# REQUIRED WORK
Rewrite the lines starting with the one containing "chevron-right-icon: › xyxy=(332,17,337,30)" and going on through the one containing "row-actions xyxy=(1394,294,1554,325)", replacing "Start Date" with "Begin Date" and keeping everything else the same.

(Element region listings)
============
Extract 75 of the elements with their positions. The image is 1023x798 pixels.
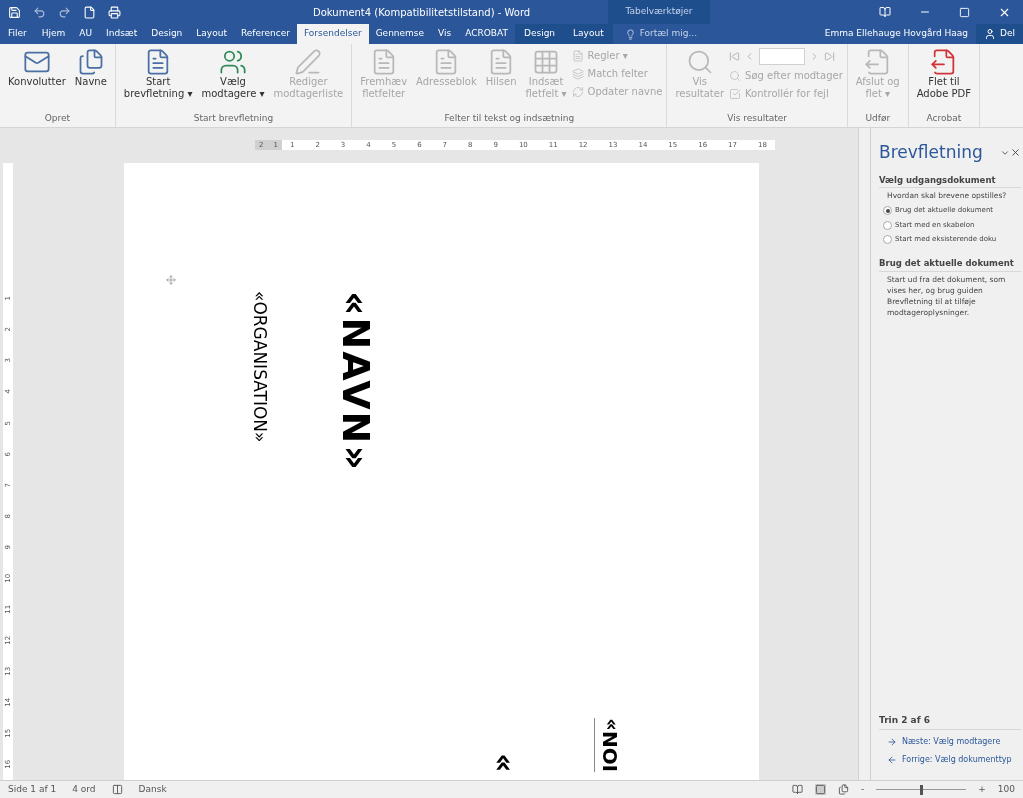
record-field[interactable] [759, 48, 806, 65]
pen-icon [294, 48, 323, 76]
person-icon [984, 28, 997, 40]
zoom-out-button[interactable]: - [861, 782, 865, 797]
pane-title: Brevfletning [879, 141, 983, 164]
ribbon-tab[interactable]: Layout [564, 24, 613, 44]
window-title: Dokument4 (Kompatibilitetstilstand) - Word [313, 5, 531, 20]
ribbon-tab[interactable]: ACROBAT [458, 24, 515, 44]
printer-icon [108, 5, 121, 19]
tell-me-field[interactable]: Fortæl mig... [639, 27, 698, 41]
ribbon-tab[interactable]: Hjem [34, 24, 73, 44]
ribbon-button[interactable]: Start brevfletning ▾ [119, 44, 197, 112]
language-indicator[interactable]: Dansk [138, 782, 167, 797]
ribbon-tab[interactable]: Filer [0, 24, 35, 44]
group-label: Start brevfletning [192, 111, 275, 125]
arrow-right-icon [887, 737, 897, 747]
ribbon-tab[interactable]: Forsendelser [296, 24, 369, 44]
zoom-in-button[interactable]: + [978, 782, 986, 797]
merge-field: » [479, 752, 524, 773]
print-layout-icon[interactable] [815, 784, 826, 795]
close-icon[interactable] [1010, 147, 1021, 159]
last-record-icon [824, 51, 836, 62]
lightbulb-icon [624, 28, 636, 40]
group-label: Vis resultater [726, 111, 788, 125]
share-button[interactable]: Del [976, 24, 1023, 44]
step-label: Trin 2 af 6 [879, 713, 1021, 730]
save-icon [8, 5, 21, 19]
zoom-thumb[interactable] [919, 784, 923, 795]
ribbon-button[interactable]: Vælg modtagere ▾ [197, 44, 269, 112]
redo-icon [58, 5, 71, 19]
arrow-left-icon [887, 755, 897, 765]
merge-field: ION» [594, 718, 625, 773]
zoom-slider[interactable] [876, 784, 967, 795]
ribbon-tab[interactable]: Design [144, 24, 190, 44]
section-heading: Vælg udgangsdokument [879, 173, 1021, 189]
search-icon [729, 69, 742, 82]
undo-icon [33, 5, 46, 19]
zoom-level[interactable]: 100 [997, 782, 1015, 797]
radio-button[interactable] [883, 206, 892, 215]
table-move-handle-icon[interactable] [166, 275, 176, 285]
ribbon-button[interactable]: Flet til Adobe PDF [912, 44, 975, 112]
new-document-icon [83, 5, 96, 19]
checkbox-icon [729, 87, 742, 100]
ribbon-tab[interactable]: Design [515, 24, 565, 44]
people-icon [219, 48, 247, 76]
word-count[interactable]: 4 ord [72, 782, 96, 797]
refresh-icon [571, 85, 584, 98]
merge-field: «ORGANISATION» [246, 291, 272, 443]
ribbon-button[interactable]: Navne [70, 44, 111, 112]
user-name[interactable]: Emma Ellehauge Hovgård Haag [824, 24, 969, 44]
group-label: Opret [43, 111, 72, 125]
merge-field: «NAVN» [326, 291, 384, 472]
page-count[interactable]: Side 1 af 1 [8, 782, 57, 797]
radio-button[interactable] [883, 220, 892, 230]
ribbon-tab[interactable]: Layout [189, 24, 234, 44]
layers-icon [571, 67, 584, 80]
first-record-icon [729, 51, 741, 62]
read-mode-icon[interactable] [792, 784, 803, 795]
ribbon-tab[interactable]: AU [72, 24, 100, 44]
restore-icon[interactable] [959, 6, 970, 18]
context-group-header: Tabelværktøjer [608, 0, 710, 24]
group-label: Udfør [864, 111, 892, 125]
ribbon-tab[interactable]: Vis [431, 24, 459, 44]
section-heading: Brug det aktuelle dokument [879, 256, 1021, 272]
wizard-link[interactable]: Forrige: Vælg dokumenttyp [879, 754, 1021, 766]
group-label: Felter til tekst og indsætning [443, 111, 576, 125]
document-icon [571, 49, 584, 62]
radio-button[interactable] [883, 235, 892, 244]
ribbon-tab[interactable]: Gennemse [368, 24, 432, 44]
ribbon-tab[interactable]: Indsæt [99, 24, 145, 44]
wizard-link[interactable]: Næste: Vælg modtagere [879, 736, 1021, 748]
vertical-scrollbar[interactable] [858, 128, 870, 780]
ribbon-button[interactable]: Konvolutter [4, 44, 70, 112]
group-label: Acrobat [925, 111, 963, 125]
ribbon-tab[interactable]: Referencer [233, 24, 297, 44]
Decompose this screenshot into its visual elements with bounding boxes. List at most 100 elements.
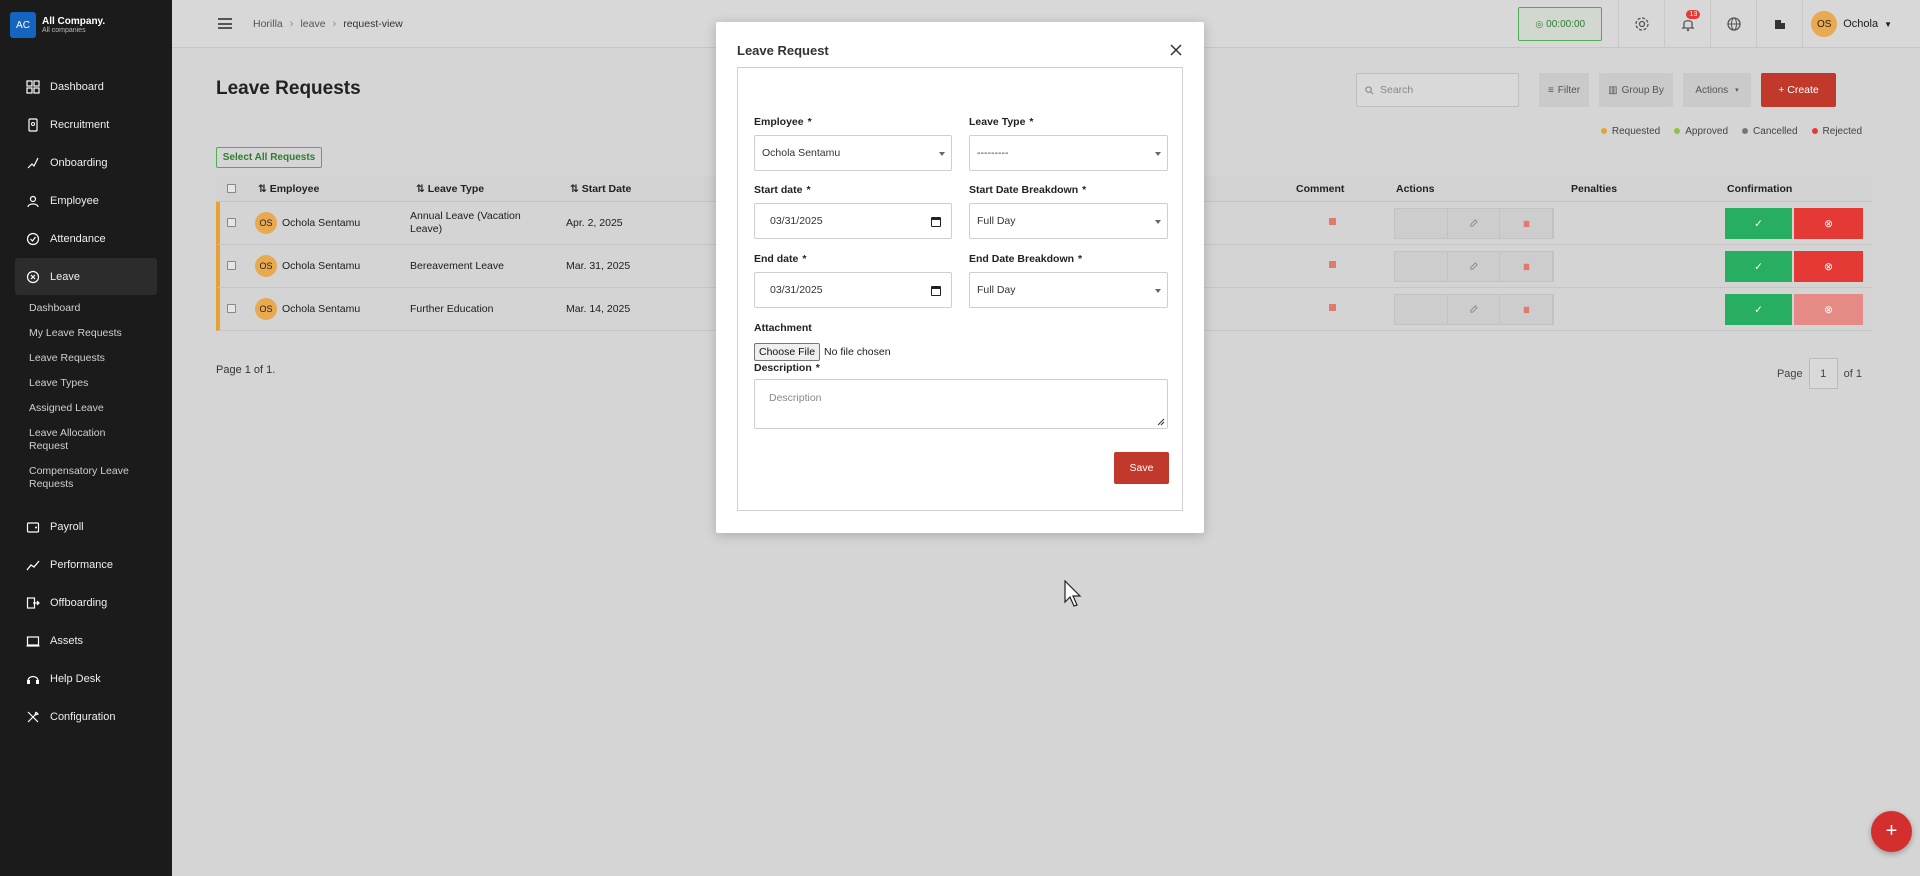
chevron-right-icon: › xyxy=(332,17,337,30)
breadcrumb-item[interactable]: leave xyxy=(300,18,325,30)
column-start-date[interactable]: ⇅ Start Date xyxy=(570,183,631,195)
close-icon[interactable] xyxy=(1168,42,1184,58)
row-checkbox[interactable] xyxy=(227,218,236,227)
confirmation-buttons: ✓ ⊗ xyxy=(1725,251,1863,282)
row-checkbox[interactable] xyxy=(227,304,236,313)
clock-in-timer[interactable]: ◎ 00:00:00 xyxy=(1518,7,1603,41)
end-date-input[interactable]: 03/31/2025 xyxy=(754,272,952,308)
filter-button[interactable]: ≡ Filter xyxy=(1539,73,1589,107)
subnav-item-assigned-leave[interactable]: Assigned Leave xyxy=(29,402,129,415)
pagination: Page 1 of 1 xyxy=(1777,358,1862,389)
employee-label: Employee * xyxy=(754,116,812,128)
subnav-item-my-leave-requests[interactable]: My Leave Requests xyxy=(29,327,129,340)
subnav-item-leave-allocation-request[interactable]: Leave Allocation Request xyxy=(29,427,129,453)
actions-dropdown[interactable]: Actions ▾ xyxy=(1683,73,1751,107)
comment-icon[interactable] xyxy=(1328,303,1337,315)
approve-button[interactable]: ✓ xyxy=(1725,294,1792,325)
comment-icon[interactable] xyxy=(1328,260,1337,272)
row-actions xyxy=(1394,294,1554,325)
sidebar-item-offboarding[interactable]: Offboarding xyxy=(15,584,157,621)
approve-button[interactable]: ✓ xyxy=(1725,251,1792,282)
sidebar-item-employee[interactable]: Employee xyxy=(15,182,157,219)
user-menu[interactable]: OS Ochola ▼ xyxy=(1802,0,1920,48)
confirmation-buttons: ✓ ⊗ xyxy=(1725,208,1863,239)
delete-icon[interactable] xyxy=(1500,209,1554,238)
search-input[interactable]: Search xyxy=(1356,73,1519,107)
company-button[interactable] xyxy=(1756,0,1802,48)
row-actions xyxy=(1394,208,1554,239)
edit-icon[interactable] xyxy=(1448,209,1501,238)
legend-requested[interactable]: Requested xyxy=(1600,126,1660,137)
legend-cancelled[interactable]: Cancelled xyxy=(1742,126,1798,137)
end-breakdown-value: Full Day xyxy=(977,284,1016,296)
column-employee[interactable]: ⇅ Employee xyxy=(258,183,319,195)
legend-approved[interactable]: Approved xyxy=(1674,126,1728,137)
hamburger-menu-icon[interactable] xyxy=(218,18,232,29)
subnav-item-compensatory-leave-requests[interactable]: Compensatory Leave Requests xyxy=(29,465,129,491)
approve-button[interactable]: ✓ xyxy=(1725,208,1792,239)
delete-icon[interactable] xyxy=(1500,252,1554,281)
page-number-input[interactable]: 1 xyxy=(1808,358,1838,389)
delete-icon[interactable] xyxy=(1500,295,1554,324)
reject-button[interactable]: ⊗ xyxy=(1794,251,1863,282)
choose-file-button[interactable]: Choose File xyxy=(754,343,821,361)
performance-icon xyxy=(25,557,40,572)
resize-handle-icon[interactable] xyxy=(1156,417,1165,426)
sidebar-item-assets[interactable]: Assets xyxy=(15,622,157,659)
quick-add-button[interactable]: + xyxy=(1871,811,1912,852)
select-all-checkbox[interactable] xyxy=(227,184,236,193)
select-all-requests-button[interactable]: Select All Requests xyxy=(216,147,322,168)
company-switcher[interactable]: AC All Company. All companies xyxy=(0,0,172,50)
edit-icon[interactable] xyxy=(1448,252,1501,281)
leave-type-label: Leave Type * xyxy=(969,116,1034,128)
sidebar-item-label: Dashboard xyxy=(50,80,104,93)
avatar: OS xyxy=(255,212,277,234)
breadcrumb-item[interactable]: Horilla xyxy=(253,18,283,30)
reject-button[interactable]: ⊗ xyxy=(1794,208,1863,239)
legend-rejected[interactable]: Rejected xyxy=(1811,126,1862,137)
subnav-item-leave-types[interactable]: Leave Types xyxy=(29,377,129,390)
comment-icon[interactable] xyxy=(1328,217,1337,229)
sidebar-item-performance[interactable]: Performance xyxy=(15,546,157,583)
sidebar: AC All Company. All companies Dashboard … xyxy=(0,0,172,876)
group-by-button[interactable]: ▥ Group By xyxy=(1599,73,1673,107)
notifications-button[interactable]: 13 xyxy=(1664,0,1710,48)
language-button[interactable] xyxy=(1710,0,1756,48)
start-breakdown-select[interactable]: Full Day xyxy=(969,203,1168,239)
leave-type-select[interactable]: --------- xyxy=(969,135,1168,171)
start-date-input[interactable]: 03/31/2025 xyxy=(754,203,952,239)
reject-button[interactable]: ⊗ xyxy=(1794,294,1863,325)
end-breakdown-select[interactable]: Full Day xyxy=(969,272,1168,308)
employee-select[interactable]: Ochola Sentamu xyxy=(754,135,952,171)
column-leave-type[interactable]: ⇅ Leave Type xyxy=(416,183,484,195)
subnav-item-dashboard[interactable]: Dashboard xyxy=(29,302,129,315)
caret-down-icon: ▼ xyxy=(1884,19,1892,29)
create-button[interactable]: + Create xyxy=(1761,73,1836,107)
description-textarea[interactable]: Description xyxy=(754,379,1168,429)
sort-icon: ⇅ xyxy=(416,182,428,195)
sidebar-item-recruitment[interactable]: Recruitment xyxy=(15,106,157,143)
caret-down-icon xyxy=(1155,289,1161,293)
chevron-right-icon: › xyxy=(289,17,294,30)
sidebar-item-attendance[interactable]: Attendance xyxy=(15,220,157,257)
settings-button[interactable] xyxy=(1618,0,1664,48)
sidebar-item-payroll[interactable]: Payroll xyxy=(15,508,157,545)
sidebar-item-configuration[interactable]: Configuration xyxy=(15,698,157,735)
sidebar-item-onboarding[interactable]: Onboarding xyxy=(15,144,157,181)
row-checkbox[interactable] xyxy=(227,261,236,270)
leave-request-modal: Leave Request Employee * Ochola Sentamu L… xyxy=(716,22,1204,533)
calendar-icon[interactable] xyxy=(931,217,941,227)
sidebar-item-dashboard[interactable]: Dashboard xyxy=(15,68,157,105)
page-total: of 1 xyxy=(1843,367,1862,380)
subnav-item-leave-requests[interactable]: Leave Requests xyxy=(29,352,129,365)
sidebar-item-leave[interactable]: Leave xyxy=(15,258,157,295)
calendar-icon[interactable] xyxy=(931,286,941,296)
leave-icon xyxy=(25,269,40,284)
modal-title: Leave Request xyxy=(737,43,829,58)
sidebar-item-label: Help Desk xyxy=(50,672,101,685)
sidebar-item-help-desk[interactable]: Help Desk xyxy=(15,660,157,697)
edit-icon[interactable] xyxy=(1448,295,1501,324)
avatar: OS xyxy=(255,255,277,277)
save-button[interactable]: Save xyxy=(1114,452,1169,484)
user-name: Ochola xyxy=(1843,18,1879,30)
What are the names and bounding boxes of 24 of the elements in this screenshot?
============
# SOLVED EXERCISE
chevron-right-icon: › xyxy=(332,17,337,30)
breadcrumb-item[interactable]: leave xyxy=(300,18,325,30)
column-start-date[interactable]: ⇅ Begin Date xyxy=(570,183,631,195)
close-icon[interactable] xyxy=(1168,42,1184,58)
row-checkbox[interactable] xyxy=(227,218,236,227)
confirmation-buttons: ✓ ⊗ xyxy=(1725,251,1863,282)
row-checkbox[interactable] xyxy=(227,304,236,313)
clock-in-timer[interactable]: ◎ 00:00:00 xyxy=(1518,7,1603,41)
end-date-input[interactable]: 03/31/2025 xyxy=(754,272,952,308)
filter-button[interactable]: ≡ Filter xyxy=(1539,73,1589,107)
subnav-item-assigned-leave[interactable]: Assigned Leave xyxy=(29,402,129,415)
pagination: Page 1 of 1 xyxy=(1777,358,1862,389)
employee-label: Employee * xyxy=(754,116,812,128)
subnav-item-my-leave-requests[interactable]: My Leave Requests xyxy=(29,327,129,340)
subnav-item-leave-allocation-request[interactable]: Leave Allocation Request xyxy=(29,427,129,453)
actions-dropdown[interactable]: Actions ▾ xyxy=(1683,73,1751,107)
comment-icon[interactable] xyxy=(1328,303,1337,315)
approve-button[interactable]: ✓ xyxy=(1725,294,1792,325)
comment-icon[interactable] xyxy=(1328,260,1337,272)
row-actions xyxy=(1394,294,1554,325)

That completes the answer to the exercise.